**What you are asked to do**
Answer these questions from the article about American Airlines flight attendants below:
1. How many hours of rest must flight attendants have between sequences?
2. Who sent the memo warning about last-minute pick-ups, and to whom?
3. What pay rise is American Airlines offering?
━━━ Document text ━━━
The hack takes advantage of AA’s long-derided rolling delay policy in which the airline posts delay upon delay when a flight is affected by a late arriving aircraft instead of simply advertising a realistic delay timeframe from the outset or trying to rework the schedule by assigning a new airplane or crew.

American Airlines believes flight attendants have been playing detective to identify trips that have been hit by a rolling delay and bidding to pick up last-minute assignments on these flights.

Along with scheduled trips that flight attendants have posted to their roster in advance, AA’s flight attendants can also bid to pick up last-minute trips – to cover sickness, for example, if they have some spare time in their schedule.

Working a full published schedule along with overtime in the form of last-minute trips is one way that many flight attendants make some extra cash, but it can be pretty exhausting. That’s where this hack comes into play.

By assigning themselves to a last-minute trip which is suffering from a rolling delay, the hope is that the delay will push them off a trip they already had in their schedule, which then triggers automatic pay protection.

For example, flight attendants need to have at least 10 hours of rest between ‘sequences’ (trips), so if a flight attendant picks up a last-minute assignment which is affected by a rolling delay, they’re hoping that the final flight of that assignment will reduce their rest to below 10 hours – as a result, they can’t work their original assignment and pay protection kicks in.

“Crew Schedule Seniors are examining each and every one of these last-minute pick-ups that result in pay protection to determine whether there was intent to manufacture an illegality resulting in pay,” a memo sent from the flight attendant union to its members warns.

“The Company has notified APFA they consider this theft,” the memo continues. “They will take a deep-dive into when you picked up the trip, when the delay began, what did the crew know and when and potentially bring you in to investigate”.

Essentially, even though AA doesn’t tell either its passengers or crew that a flight is going to be much more delayed than they let on, the airline says flight attendants are aware of the true situation and are taking advantage of it.

“In the event the company determine you had no intent to fly the trip they will take the pay away and potentially bring you in for investigation,” the memo warned. “Please ensure you only bid / pick up trips you have an honest intent of flying and are confident you will be legal to fly to avoid the Company’s scrutiny”.

The warning comes at a pretty dire time for flight attendant morale, with the union and airline at loggerheads over a long-delayed new contract. Crew members at the carrier haven’t had a pay rise in years, and American Airlines is refusing to increase its offer of an 11% rise.
━━━ Excerpted records ━━━
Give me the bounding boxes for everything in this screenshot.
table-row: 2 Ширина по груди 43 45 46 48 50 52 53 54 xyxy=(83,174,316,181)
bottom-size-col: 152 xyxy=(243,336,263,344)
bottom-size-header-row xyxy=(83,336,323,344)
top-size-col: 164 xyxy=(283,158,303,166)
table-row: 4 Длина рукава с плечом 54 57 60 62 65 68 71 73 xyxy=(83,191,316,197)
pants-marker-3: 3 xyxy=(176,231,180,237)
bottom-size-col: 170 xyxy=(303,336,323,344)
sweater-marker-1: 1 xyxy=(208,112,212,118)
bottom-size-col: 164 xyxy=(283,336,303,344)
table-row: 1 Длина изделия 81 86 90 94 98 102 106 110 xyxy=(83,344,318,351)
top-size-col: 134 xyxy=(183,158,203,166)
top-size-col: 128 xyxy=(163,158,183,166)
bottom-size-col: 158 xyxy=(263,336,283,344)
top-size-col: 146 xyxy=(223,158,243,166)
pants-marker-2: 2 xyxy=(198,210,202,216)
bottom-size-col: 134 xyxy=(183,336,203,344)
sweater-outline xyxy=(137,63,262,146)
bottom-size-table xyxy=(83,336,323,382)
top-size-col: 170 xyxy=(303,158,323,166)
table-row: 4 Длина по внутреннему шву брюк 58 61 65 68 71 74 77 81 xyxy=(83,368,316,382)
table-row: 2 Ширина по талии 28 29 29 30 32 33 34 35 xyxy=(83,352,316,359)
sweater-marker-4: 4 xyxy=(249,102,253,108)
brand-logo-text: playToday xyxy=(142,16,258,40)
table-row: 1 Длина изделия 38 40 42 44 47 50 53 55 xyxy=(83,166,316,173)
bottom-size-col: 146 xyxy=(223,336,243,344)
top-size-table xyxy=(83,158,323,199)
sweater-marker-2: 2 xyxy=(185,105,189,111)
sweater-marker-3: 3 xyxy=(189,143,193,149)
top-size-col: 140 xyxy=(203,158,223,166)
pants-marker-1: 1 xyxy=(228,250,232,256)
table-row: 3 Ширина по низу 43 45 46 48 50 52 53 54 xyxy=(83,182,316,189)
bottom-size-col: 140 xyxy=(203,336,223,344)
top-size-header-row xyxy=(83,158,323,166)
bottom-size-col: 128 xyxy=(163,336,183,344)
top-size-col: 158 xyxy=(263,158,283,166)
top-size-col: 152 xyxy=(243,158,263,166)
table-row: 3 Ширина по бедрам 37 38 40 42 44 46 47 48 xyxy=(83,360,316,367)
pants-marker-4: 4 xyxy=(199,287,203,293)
━━━
**Task answer**
1. At least 10 hours.
2. The flight attendant union sent it to its members.
3. An 11% rise.